- **GOAL OF THE EXERCISE**
Check each line of the data below for the word "Enqueue", then extract the ones that have it.

- **DATA IN THIS EXERCISE**
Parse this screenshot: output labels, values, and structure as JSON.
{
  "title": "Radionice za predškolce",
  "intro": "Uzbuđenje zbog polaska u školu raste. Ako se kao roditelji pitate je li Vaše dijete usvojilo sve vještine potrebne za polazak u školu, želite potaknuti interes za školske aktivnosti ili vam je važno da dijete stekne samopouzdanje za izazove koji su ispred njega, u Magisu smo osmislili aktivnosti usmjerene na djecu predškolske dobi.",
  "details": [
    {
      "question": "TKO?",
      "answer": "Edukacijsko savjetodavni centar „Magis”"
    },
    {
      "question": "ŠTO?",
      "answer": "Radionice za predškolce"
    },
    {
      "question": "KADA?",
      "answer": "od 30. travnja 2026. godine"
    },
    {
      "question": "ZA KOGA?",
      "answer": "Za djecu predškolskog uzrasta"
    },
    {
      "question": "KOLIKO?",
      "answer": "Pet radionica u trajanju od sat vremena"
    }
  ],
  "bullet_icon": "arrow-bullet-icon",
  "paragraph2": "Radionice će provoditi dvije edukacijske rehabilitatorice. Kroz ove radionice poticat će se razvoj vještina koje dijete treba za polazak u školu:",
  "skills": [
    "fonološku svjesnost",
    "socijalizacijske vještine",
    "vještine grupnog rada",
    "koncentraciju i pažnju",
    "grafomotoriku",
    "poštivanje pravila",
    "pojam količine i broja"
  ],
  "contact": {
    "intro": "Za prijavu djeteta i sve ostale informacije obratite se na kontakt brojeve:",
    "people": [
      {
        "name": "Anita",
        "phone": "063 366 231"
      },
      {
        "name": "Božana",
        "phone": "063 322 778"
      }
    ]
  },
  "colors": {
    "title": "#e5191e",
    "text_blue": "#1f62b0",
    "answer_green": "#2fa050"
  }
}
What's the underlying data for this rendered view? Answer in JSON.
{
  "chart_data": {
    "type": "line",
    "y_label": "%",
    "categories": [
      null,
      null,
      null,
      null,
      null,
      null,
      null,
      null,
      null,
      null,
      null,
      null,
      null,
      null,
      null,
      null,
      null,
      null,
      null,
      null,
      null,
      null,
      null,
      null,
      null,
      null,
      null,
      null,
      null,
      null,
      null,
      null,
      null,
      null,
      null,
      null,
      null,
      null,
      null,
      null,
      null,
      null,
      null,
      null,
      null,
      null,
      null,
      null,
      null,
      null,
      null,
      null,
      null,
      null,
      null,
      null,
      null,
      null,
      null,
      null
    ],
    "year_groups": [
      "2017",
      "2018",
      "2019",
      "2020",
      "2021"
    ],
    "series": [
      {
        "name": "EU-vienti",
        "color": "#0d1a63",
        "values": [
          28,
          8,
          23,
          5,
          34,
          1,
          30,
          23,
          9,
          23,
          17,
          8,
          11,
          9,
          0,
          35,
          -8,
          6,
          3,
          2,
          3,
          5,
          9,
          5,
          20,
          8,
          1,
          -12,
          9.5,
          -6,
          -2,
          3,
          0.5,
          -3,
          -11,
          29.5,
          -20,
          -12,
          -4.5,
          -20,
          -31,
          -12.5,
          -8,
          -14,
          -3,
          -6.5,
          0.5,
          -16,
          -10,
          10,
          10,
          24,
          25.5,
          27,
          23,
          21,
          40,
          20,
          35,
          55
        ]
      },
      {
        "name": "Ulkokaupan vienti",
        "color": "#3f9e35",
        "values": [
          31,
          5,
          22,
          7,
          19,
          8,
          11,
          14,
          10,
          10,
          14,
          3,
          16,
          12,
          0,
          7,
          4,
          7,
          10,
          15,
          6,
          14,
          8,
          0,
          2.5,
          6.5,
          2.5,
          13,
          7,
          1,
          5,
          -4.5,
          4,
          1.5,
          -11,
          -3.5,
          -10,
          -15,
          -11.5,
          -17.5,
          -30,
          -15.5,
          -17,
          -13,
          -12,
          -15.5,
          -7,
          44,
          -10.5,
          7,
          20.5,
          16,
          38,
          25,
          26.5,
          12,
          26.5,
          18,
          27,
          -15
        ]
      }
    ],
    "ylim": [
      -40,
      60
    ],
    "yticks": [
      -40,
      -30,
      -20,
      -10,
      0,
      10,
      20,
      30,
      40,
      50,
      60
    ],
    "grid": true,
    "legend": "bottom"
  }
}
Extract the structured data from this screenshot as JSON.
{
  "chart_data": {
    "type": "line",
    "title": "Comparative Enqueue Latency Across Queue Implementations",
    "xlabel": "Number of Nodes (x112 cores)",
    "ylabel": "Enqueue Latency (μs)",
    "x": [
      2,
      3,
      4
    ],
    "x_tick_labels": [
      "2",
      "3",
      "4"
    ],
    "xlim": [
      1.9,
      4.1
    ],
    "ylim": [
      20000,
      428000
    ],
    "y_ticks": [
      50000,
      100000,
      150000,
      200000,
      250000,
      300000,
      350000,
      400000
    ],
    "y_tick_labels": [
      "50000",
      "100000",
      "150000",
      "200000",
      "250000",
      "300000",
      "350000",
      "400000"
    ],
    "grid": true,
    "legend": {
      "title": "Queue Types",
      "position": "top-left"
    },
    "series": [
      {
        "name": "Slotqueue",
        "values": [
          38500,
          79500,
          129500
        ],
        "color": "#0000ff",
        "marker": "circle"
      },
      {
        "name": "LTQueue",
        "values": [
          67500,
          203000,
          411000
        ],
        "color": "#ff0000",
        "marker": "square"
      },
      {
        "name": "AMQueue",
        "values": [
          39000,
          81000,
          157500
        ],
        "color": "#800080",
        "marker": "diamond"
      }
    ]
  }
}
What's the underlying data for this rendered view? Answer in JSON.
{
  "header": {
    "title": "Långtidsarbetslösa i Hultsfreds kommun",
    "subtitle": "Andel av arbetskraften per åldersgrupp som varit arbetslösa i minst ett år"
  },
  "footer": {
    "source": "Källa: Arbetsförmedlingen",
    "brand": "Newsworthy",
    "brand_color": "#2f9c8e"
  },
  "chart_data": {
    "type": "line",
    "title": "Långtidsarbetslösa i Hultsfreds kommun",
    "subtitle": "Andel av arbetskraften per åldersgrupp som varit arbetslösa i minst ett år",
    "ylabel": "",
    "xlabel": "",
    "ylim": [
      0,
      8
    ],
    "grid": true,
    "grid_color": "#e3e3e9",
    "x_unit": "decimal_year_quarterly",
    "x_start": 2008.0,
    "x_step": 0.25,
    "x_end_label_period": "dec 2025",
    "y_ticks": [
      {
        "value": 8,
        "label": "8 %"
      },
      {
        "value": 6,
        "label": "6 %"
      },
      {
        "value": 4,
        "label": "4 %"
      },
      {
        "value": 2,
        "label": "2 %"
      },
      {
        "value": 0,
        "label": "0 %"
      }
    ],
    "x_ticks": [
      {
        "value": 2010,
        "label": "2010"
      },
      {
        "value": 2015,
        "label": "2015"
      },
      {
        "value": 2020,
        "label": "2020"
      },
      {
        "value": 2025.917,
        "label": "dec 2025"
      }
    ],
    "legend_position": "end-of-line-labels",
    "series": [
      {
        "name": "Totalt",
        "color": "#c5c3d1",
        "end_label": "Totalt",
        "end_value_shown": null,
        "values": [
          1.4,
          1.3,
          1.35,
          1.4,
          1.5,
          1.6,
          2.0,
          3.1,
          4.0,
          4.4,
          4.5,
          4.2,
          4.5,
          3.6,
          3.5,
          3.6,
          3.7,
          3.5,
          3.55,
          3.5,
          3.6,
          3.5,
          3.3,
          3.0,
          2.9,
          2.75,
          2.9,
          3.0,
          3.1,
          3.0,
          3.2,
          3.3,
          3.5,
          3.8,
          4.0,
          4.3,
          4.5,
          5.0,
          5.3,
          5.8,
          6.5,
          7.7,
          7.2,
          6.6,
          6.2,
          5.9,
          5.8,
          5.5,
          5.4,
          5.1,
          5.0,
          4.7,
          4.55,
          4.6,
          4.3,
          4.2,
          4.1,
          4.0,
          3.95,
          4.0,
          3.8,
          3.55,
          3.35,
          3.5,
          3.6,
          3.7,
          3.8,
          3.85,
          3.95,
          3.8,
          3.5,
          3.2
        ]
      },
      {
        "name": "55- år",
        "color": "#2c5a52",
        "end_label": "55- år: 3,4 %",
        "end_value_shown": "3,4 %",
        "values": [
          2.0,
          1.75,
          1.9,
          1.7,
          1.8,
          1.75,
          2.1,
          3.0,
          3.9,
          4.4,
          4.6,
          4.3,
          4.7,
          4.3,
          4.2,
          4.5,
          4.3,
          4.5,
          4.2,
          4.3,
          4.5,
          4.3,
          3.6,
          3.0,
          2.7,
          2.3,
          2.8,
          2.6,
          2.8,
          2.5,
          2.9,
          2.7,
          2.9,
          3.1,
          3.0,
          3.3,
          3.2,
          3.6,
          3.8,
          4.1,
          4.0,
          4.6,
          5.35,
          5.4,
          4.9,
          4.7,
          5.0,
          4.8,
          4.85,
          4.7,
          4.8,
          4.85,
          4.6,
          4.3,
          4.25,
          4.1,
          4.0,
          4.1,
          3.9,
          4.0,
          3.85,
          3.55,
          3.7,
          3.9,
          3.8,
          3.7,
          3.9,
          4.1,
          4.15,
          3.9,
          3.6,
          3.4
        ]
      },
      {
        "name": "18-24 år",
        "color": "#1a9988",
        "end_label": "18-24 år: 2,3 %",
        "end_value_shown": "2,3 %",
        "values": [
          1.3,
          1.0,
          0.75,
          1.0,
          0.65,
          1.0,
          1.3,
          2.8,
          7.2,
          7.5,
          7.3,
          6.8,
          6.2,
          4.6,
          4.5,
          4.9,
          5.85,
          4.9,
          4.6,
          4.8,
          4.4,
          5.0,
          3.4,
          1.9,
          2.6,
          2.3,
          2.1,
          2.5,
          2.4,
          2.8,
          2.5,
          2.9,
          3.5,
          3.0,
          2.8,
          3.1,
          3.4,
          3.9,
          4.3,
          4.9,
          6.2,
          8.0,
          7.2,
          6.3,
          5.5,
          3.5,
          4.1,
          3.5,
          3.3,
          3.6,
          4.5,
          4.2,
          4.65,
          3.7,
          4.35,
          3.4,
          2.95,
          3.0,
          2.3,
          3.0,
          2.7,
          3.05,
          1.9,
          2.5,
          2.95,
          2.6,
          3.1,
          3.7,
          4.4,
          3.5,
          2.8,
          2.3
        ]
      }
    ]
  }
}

- **THE RESPONSE**
    "title": "Comparative Enqueue Latency Across Queue Implementations",
    "ylabel": "Enqueue Latency (μs)",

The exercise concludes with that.